SECCIÓN DEL TEXTO
Al menos siete soldados del Gobierno yemení han fallecido en recientes ofensivas de los rebeldes hutíes en las provincias de Marib y Taiz. Este aumento de la violencia ocurre en un contexto de tensiones crecientes en la región, según fuentes militares que solicitaron permanecer en el anonimato.
Los informes indican que cinco soldados murieron y otros seis resultaron heridos en ataques en Marib, mientras que dos más perdieron la vida en enfrentamientos en las cercanías de Taiz. En Marib, francotiradores hutíes dispararon a soldados y, posteriormente, un dron atacó sus posiciones, lo que resultó en más bajas.
Marib, considerada el bastión del Gobierno en el norte y rica en recursos petroleros, alberga a cientos de miles de desplazados. Por su parte, Taiz, la tercera ciudad más grande del país, ha estado dividida entre facciones desde 2014, y los combates han resurgido tras un período de tregua impulsado por la ONU en 2022.
Las fuerzas hutíes también han intensificado sus ataques en otras provincias, como Al Yauf y Al Dhalea. La situación sigue siendo tensa, especialmente tras el supuesto ataque al aeropuerto de Saná por parte de Arabia Saudí, lo que ha llevado a los hutíes a establecer un bloqueo marítimo. Se espera que la comunidad internacional reaccione ante esta escalada de violencia y las tensiones en el país continúen aumentando.

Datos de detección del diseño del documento

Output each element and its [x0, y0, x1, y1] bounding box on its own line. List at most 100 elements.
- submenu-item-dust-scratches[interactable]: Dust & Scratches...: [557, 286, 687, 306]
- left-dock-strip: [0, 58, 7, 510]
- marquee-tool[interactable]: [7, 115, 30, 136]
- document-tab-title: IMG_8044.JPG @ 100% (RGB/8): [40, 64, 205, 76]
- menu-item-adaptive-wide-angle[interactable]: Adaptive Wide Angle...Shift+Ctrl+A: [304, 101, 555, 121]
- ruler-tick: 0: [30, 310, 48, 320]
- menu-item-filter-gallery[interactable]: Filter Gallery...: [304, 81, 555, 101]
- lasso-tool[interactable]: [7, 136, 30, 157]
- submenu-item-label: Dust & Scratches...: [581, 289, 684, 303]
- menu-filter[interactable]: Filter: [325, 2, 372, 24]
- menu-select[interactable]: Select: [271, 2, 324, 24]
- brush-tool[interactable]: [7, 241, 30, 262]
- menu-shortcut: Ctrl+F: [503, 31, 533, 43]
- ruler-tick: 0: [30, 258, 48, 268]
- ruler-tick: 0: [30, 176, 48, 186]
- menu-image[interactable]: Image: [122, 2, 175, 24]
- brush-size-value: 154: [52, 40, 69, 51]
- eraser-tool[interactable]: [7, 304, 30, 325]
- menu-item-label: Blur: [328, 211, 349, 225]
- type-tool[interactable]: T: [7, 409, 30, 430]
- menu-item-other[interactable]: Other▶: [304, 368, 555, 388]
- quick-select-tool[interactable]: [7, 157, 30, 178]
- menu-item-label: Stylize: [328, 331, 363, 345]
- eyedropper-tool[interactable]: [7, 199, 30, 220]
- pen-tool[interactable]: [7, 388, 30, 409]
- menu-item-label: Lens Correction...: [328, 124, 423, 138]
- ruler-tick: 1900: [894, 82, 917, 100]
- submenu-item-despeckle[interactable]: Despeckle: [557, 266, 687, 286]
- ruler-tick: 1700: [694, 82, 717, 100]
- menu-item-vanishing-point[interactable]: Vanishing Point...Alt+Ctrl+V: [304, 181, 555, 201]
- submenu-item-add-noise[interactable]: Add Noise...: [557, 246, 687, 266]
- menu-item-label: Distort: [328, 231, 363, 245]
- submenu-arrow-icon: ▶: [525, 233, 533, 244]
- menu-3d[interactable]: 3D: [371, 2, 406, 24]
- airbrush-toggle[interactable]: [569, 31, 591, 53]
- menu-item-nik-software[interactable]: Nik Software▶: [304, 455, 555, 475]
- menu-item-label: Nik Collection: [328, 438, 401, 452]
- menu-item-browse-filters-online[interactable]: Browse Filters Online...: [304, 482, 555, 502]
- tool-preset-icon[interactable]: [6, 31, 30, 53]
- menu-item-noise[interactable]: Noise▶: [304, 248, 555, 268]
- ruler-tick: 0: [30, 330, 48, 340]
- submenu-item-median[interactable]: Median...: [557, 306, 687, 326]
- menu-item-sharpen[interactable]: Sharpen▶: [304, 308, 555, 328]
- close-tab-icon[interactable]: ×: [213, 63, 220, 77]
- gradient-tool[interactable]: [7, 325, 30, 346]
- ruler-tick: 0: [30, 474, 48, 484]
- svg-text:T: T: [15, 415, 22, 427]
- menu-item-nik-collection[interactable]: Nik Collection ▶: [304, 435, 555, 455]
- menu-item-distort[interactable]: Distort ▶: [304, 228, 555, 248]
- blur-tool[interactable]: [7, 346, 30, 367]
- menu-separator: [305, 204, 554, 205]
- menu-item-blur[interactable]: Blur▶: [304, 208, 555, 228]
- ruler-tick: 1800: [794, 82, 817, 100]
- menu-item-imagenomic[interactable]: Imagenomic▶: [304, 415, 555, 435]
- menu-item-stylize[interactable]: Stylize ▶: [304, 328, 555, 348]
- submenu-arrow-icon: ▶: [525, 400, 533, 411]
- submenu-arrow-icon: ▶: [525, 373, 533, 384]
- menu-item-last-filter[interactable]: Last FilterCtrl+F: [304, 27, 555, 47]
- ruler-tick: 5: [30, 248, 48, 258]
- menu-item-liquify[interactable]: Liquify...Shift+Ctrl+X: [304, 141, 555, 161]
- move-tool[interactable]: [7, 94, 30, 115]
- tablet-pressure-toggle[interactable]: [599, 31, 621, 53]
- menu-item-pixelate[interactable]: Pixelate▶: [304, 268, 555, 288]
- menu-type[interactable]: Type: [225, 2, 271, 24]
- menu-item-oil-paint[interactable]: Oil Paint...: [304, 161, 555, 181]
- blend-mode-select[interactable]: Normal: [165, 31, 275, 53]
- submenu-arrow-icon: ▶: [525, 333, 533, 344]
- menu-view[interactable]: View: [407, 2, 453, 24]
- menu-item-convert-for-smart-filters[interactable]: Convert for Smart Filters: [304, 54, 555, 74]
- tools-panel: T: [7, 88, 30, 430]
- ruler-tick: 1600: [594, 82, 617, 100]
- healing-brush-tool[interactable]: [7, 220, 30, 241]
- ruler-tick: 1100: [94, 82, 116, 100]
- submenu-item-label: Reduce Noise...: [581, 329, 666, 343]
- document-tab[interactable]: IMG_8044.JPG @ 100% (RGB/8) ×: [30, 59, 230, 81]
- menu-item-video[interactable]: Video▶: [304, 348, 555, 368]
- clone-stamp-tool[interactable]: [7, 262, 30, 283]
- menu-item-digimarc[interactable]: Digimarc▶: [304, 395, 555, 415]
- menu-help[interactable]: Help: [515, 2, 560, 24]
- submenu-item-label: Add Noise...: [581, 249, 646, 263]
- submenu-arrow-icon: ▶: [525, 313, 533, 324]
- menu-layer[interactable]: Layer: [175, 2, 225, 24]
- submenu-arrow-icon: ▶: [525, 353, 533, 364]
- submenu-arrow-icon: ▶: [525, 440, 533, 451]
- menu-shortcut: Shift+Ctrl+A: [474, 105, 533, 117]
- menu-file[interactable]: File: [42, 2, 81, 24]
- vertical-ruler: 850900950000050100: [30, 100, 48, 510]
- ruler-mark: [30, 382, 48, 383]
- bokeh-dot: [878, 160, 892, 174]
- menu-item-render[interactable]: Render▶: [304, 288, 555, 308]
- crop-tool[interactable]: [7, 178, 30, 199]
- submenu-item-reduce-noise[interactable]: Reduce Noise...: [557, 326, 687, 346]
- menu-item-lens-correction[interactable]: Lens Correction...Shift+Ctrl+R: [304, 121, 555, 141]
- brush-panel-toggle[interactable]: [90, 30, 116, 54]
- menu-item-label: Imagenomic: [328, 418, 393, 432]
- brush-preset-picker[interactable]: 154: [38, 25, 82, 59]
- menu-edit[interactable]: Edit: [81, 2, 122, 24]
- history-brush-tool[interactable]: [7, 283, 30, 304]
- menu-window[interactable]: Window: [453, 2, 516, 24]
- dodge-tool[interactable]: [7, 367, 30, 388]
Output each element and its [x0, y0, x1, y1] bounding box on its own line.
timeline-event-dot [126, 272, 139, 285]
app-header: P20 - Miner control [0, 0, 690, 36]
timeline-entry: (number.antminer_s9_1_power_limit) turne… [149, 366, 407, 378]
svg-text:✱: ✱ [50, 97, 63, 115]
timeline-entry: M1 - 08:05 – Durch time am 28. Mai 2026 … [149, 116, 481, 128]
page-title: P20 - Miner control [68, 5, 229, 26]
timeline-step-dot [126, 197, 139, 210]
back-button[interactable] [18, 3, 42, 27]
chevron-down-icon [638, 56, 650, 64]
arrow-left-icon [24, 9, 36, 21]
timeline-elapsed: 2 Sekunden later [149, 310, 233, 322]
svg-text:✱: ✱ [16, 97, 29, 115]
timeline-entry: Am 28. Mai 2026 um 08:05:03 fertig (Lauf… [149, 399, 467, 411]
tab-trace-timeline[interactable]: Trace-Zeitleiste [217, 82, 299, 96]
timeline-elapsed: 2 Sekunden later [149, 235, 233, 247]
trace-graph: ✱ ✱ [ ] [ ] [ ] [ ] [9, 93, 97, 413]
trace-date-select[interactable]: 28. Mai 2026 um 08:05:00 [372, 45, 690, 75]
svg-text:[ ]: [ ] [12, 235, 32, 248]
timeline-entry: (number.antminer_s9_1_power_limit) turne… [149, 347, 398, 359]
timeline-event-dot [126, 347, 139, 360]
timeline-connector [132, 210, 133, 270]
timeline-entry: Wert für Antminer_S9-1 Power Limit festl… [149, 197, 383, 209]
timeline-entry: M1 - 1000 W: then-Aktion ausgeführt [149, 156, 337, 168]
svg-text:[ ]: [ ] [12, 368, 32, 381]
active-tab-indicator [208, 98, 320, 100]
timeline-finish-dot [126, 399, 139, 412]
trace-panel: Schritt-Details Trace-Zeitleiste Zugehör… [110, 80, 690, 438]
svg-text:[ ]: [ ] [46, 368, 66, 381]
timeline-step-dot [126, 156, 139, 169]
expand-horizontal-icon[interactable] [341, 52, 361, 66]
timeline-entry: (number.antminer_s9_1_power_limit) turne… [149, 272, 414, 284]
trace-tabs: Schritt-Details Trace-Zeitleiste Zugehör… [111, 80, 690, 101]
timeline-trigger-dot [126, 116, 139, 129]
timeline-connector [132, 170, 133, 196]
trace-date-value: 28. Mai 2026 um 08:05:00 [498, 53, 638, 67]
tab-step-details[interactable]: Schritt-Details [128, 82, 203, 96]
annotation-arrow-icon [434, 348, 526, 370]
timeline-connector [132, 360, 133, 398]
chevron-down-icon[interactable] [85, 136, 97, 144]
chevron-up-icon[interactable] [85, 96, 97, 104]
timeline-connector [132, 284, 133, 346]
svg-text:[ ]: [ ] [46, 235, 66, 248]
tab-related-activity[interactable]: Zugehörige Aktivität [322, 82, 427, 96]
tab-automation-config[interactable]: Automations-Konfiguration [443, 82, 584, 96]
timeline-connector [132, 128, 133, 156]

INSTRUCCIONES A SEGUIR
Responde según el texto sobre los combates en Yemen:
(a) ¿Cuántos soldados murieron en los ataques en Marib?
(b) ¿Desde qué año está dividida Taiz entre facciones?
(c) ¿En qué otras provincias han intensificado sus ataques las fuerzas hutíes?

RESPUESTA DEL EJERCICIO
(a) Cinco soldados.
(b) Desde 2014.
(c) En Al Yauf y Al Dhalea.